• Brief: Wherever "basil" appears in a line, list that line.

(Dataset items)
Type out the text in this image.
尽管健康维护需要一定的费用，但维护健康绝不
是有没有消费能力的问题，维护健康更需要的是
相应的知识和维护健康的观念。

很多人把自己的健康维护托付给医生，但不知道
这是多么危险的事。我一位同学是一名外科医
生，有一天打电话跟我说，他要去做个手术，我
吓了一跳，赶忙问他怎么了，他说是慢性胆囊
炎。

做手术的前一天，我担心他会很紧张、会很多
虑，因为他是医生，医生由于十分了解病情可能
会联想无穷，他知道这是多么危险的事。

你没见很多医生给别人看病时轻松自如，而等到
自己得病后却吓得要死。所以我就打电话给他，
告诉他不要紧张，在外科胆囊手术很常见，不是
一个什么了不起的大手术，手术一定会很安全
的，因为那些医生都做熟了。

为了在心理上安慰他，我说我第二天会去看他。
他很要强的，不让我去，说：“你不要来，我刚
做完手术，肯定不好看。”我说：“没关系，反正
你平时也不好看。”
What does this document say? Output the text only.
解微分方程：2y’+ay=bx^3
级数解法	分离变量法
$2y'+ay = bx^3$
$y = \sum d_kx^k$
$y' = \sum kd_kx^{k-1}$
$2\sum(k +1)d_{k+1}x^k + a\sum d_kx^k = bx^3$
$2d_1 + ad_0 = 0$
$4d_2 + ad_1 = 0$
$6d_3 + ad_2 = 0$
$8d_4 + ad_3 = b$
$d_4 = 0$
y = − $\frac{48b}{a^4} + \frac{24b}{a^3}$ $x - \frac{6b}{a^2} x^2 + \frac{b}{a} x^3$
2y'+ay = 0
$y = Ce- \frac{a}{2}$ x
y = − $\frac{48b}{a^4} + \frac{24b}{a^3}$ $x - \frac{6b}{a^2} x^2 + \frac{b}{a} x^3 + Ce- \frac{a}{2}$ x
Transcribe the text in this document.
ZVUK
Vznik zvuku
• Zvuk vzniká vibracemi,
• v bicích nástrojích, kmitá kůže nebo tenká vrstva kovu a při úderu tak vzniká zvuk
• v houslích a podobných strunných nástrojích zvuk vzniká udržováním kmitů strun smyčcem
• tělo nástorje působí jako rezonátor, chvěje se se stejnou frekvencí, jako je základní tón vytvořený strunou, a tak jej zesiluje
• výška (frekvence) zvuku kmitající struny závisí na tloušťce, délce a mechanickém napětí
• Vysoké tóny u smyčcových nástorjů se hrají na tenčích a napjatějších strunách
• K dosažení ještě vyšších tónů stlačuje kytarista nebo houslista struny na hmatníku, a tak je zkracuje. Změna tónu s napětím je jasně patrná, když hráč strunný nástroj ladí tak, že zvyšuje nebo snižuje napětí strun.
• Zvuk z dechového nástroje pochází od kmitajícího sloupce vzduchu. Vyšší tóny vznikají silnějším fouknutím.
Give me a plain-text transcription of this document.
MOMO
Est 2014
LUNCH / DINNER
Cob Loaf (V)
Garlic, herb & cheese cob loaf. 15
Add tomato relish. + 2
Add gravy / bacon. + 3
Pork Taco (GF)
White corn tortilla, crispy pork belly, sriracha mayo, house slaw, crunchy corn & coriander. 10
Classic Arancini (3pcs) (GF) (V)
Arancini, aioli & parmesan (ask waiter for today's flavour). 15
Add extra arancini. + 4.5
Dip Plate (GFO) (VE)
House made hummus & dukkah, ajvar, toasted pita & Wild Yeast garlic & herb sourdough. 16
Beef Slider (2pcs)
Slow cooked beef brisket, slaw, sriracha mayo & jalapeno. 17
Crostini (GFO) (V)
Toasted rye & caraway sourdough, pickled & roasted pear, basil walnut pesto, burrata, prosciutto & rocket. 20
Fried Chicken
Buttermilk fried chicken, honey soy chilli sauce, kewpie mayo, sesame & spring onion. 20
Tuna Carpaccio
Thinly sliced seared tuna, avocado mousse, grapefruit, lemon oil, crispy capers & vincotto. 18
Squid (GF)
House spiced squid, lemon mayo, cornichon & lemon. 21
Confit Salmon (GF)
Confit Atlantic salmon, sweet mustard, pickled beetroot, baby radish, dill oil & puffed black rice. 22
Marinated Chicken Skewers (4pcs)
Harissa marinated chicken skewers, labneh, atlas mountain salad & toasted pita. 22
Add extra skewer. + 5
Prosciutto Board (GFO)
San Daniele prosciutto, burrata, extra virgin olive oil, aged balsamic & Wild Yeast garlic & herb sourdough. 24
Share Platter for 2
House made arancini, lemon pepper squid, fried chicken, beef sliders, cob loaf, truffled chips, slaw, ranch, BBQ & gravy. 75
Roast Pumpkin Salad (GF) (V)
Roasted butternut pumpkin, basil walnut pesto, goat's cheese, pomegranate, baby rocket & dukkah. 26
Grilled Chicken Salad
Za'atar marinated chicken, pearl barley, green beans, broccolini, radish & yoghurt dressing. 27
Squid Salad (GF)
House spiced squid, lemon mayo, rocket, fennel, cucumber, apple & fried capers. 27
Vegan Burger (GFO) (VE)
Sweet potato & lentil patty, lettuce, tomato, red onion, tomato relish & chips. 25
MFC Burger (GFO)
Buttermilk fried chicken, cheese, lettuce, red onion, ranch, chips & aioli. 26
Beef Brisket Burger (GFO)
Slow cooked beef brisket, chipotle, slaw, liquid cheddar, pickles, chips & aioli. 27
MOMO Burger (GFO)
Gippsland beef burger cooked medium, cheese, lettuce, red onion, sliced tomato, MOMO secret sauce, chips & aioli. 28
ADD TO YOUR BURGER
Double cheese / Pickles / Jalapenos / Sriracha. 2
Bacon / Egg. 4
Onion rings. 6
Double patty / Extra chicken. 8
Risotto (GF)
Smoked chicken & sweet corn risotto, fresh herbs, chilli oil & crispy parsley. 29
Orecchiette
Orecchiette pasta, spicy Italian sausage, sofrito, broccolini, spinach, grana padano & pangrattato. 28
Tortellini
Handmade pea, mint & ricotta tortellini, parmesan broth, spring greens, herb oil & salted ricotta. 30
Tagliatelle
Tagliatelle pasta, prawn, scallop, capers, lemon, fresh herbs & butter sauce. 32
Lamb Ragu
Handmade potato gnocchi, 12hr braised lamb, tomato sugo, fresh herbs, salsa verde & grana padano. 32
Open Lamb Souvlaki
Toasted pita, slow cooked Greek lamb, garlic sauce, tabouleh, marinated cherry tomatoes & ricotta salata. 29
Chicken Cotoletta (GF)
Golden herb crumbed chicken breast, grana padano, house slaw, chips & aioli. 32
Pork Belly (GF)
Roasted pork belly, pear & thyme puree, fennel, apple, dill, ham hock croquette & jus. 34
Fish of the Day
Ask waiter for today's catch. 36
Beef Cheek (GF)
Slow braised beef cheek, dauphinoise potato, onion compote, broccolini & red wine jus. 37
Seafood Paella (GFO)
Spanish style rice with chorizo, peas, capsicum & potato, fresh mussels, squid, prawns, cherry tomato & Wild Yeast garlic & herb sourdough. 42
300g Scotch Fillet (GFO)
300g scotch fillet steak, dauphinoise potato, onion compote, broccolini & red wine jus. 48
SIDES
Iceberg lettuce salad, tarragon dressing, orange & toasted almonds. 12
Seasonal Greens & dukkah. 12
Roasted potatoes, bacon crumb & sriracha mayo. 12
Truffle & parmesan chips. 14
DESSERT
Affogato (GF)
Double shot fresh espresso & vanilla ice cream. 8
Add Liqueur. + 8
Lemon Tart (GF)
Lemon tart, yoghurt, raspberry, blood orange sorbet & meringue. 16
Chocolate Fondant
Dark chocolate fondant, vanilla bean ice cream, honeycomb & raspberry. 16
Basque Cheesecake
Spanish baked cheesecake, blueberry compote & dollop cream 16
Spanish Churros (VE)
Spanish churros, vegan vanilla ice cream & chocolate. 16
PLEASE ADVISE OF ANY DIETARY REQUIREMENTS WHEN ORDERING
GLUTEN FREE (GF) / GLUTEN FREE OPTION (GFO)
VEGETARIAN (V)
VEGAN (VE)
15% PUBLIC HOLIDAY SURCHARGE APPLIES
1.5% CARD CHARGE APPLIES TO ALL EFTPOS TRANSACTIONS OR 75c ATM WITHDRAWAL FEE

• Exercise response:
Toasted rye & caraway sourdough, pickled & roasted pear, basil walnut pesto, burrata, prosciutto & rocket. 20
Roasted butternut pumpkin, basil walnut pesto, goat's cheese, pomegranate, baby rocket & dukkah. 26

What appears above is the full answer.